■ **Dataset records**
-- Start --

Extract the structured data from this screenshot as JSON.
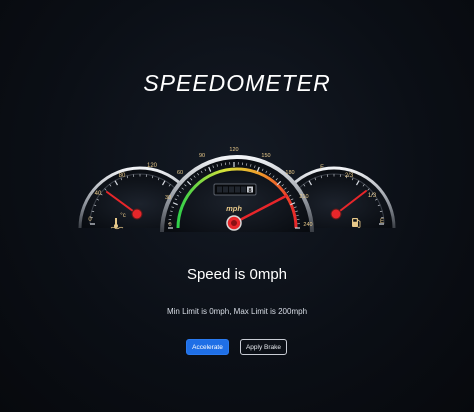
{
  "title": "SPEEDOMETER",
  "speed_text": "Speed is 0mph",
  "limits_text": "Min Limit is 0mph, Max Limit is 200mph",
  "buttons": {
    "accelerate": "Accelerate",
    "brake": "Apply Brake"
  },
  "gauges": {
    "temperature": {
      "ticks": [
        "0",
        "40",
        "80",
        "120"
      ],
      "unit": "°c"
    },
    "speed": {
      "ticks": [
        "0",
        "30",
        "60",
        "90",
        "120",
        "150",
        "180",
        "210",
        "240"
      ],
      "unit": "mph",
      "odometer": "8",
      "needle_value": 225
    },
    "fuel": {
      "ticks": [
        "E",
        "1/3",
        "2/3",
        "F"
      ]
    }
  },
  "colors": {
    "accent": "#1f6fe6",
    "needle": "#e8262a",
    "tick_text": "#e8c98a"
  }
}
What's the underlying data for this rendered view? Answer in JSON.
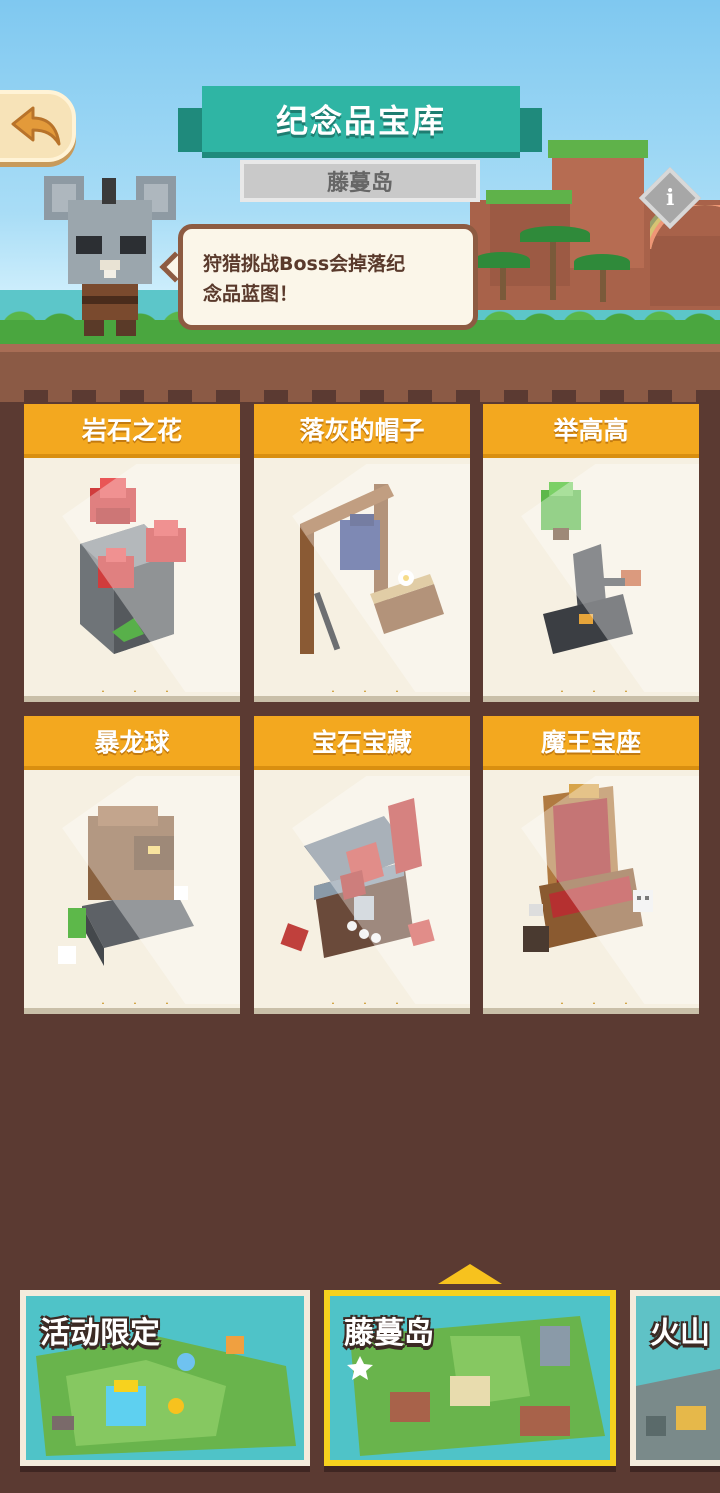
{
  "header": {
    "title": "纪念品宝库",
    "subtitle": "藤蔓岛",
    "hint": [
      "狩猎挑战Boss会掉落纪",
      "念品蓝图！"
    ]
  },
  "cards": [
    {
      "name": "岩石之花",
      "stars": 3,
      "icon": "rock-flower-icon"
    },
    {
      "name": "落灰的帽子",
      "stars": 3,
      "icon": "dusty-hat-icon"
    },
    {
      "name": "举高高",
      "stars": 3,
      "icon": "lift-high-icon"
    },
    {
      "name": "暴龙球",
      "stars": 3,
      "icon": "tyrant-ball-icon"
    },
    {
      "name": "宝石宝藏",
      "stars": 3,
      "icon": "gem-treasure-icon"
    },
    {
      "name": "魔王宝座",
      "stars": 3,
      "icon": "demon-throne-icon"
    }
  ],
  "maps": [
    {
      "label": "活动限定",
      "active": false
    },
    {
      "label": "藤蔓岛",
      "active": true
    },
    {
      "label": "火山",
      "active": false
    }
  ],
  "colors": {
    "background": "#5b3a32",
    "card_header": "#f3a81f",
    "banner": "#2fb5a4",
    "star": "#f7c21e",
    "selected_border": "#f7d21e"
  }
}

-- End --

■ **Goal**
Omit the pictures. Transcribe every record exactly.

■ **Reply**
Extract the structured data from this screenshot as JSON.
{
  "title": "SPEEDOMETER",
  "speed_text": "Speed is 0mph",
  "limits_text": "Min Limit is 0mph, Max Limit is 200mph",
  "buttons": {
    "accelerate": "Accelerate",
    "brake": "Apply Brake"
  },
  "gauges": {
    "temperature": {
      "ticks": [
        "0",
        "40",
        "80",
        "120"
      ],
      "unit": "°c"
    },
    "speed": {
      "ticks": [
        "0",
        "30",
        "60",
        "90",
        "120",
        "150",
        "180",
        "210",
        "240"
      ],
      "unit": "mph",
      "odometer": "8",
      "needle_value": 225
    },
    "fuel": {
      "ticks": [
        "E",
        "1/3",
        "2/3",
        "F"
      ]
    }
  },
  "colors": {
    "accent": "#1f6fe6",
    "needle": "#e8262a",
    "tick_text": "#e8c98a"
  }
}
What's the underlying data for this rendered view? Answer in JSON.
{
  "header": {
    "title": "纪念品宝库",
    "subtitle": "藤蔓岛",
    "hint": [
      "狩猎挑战Boss会掉落纪",
      "念品蓝图！"
    ]
  },
  "cards": [
    {
      "name": "岩石之花",
      "stars": 3,
      "icon": "rock-flower-icon"
    },
    {
      "name": "落灰的帽子",
      "stars": 3,
      "icon": "dusty-hat-icon"
    },
    {
      "name": "举高高",
      "stars": 3,
      "icon": "lift-high-icon"
    },
    {
      "name": "暴龙球",
      "stars": 3,
      "icon": "tyrant-ball-icon"
    },
    {
      "name": "宝石宝藏",
      "stars": 3,
      "icon": "gem-treasure-icon"
    },
    {
      "name": "魔王宝座",
      "stars": 3,
      "icon": "demon-throne-icon"
    }
  ],
  "maps": [
    {
      "label": "活动限定",
      "active": false
    },
    {
      "label": "藤蔓岛",
      "active": true
    },
    {
      "label": "火山",
      "active": false
    }
  ],
  "colors": {
    "background": "#5b3a32",
    "card_header": "#f3a81f",
    "banner": "#2fb5a4",
    "star": "#f7c21e",
    "selected_border": "#f7d21e"
  }
}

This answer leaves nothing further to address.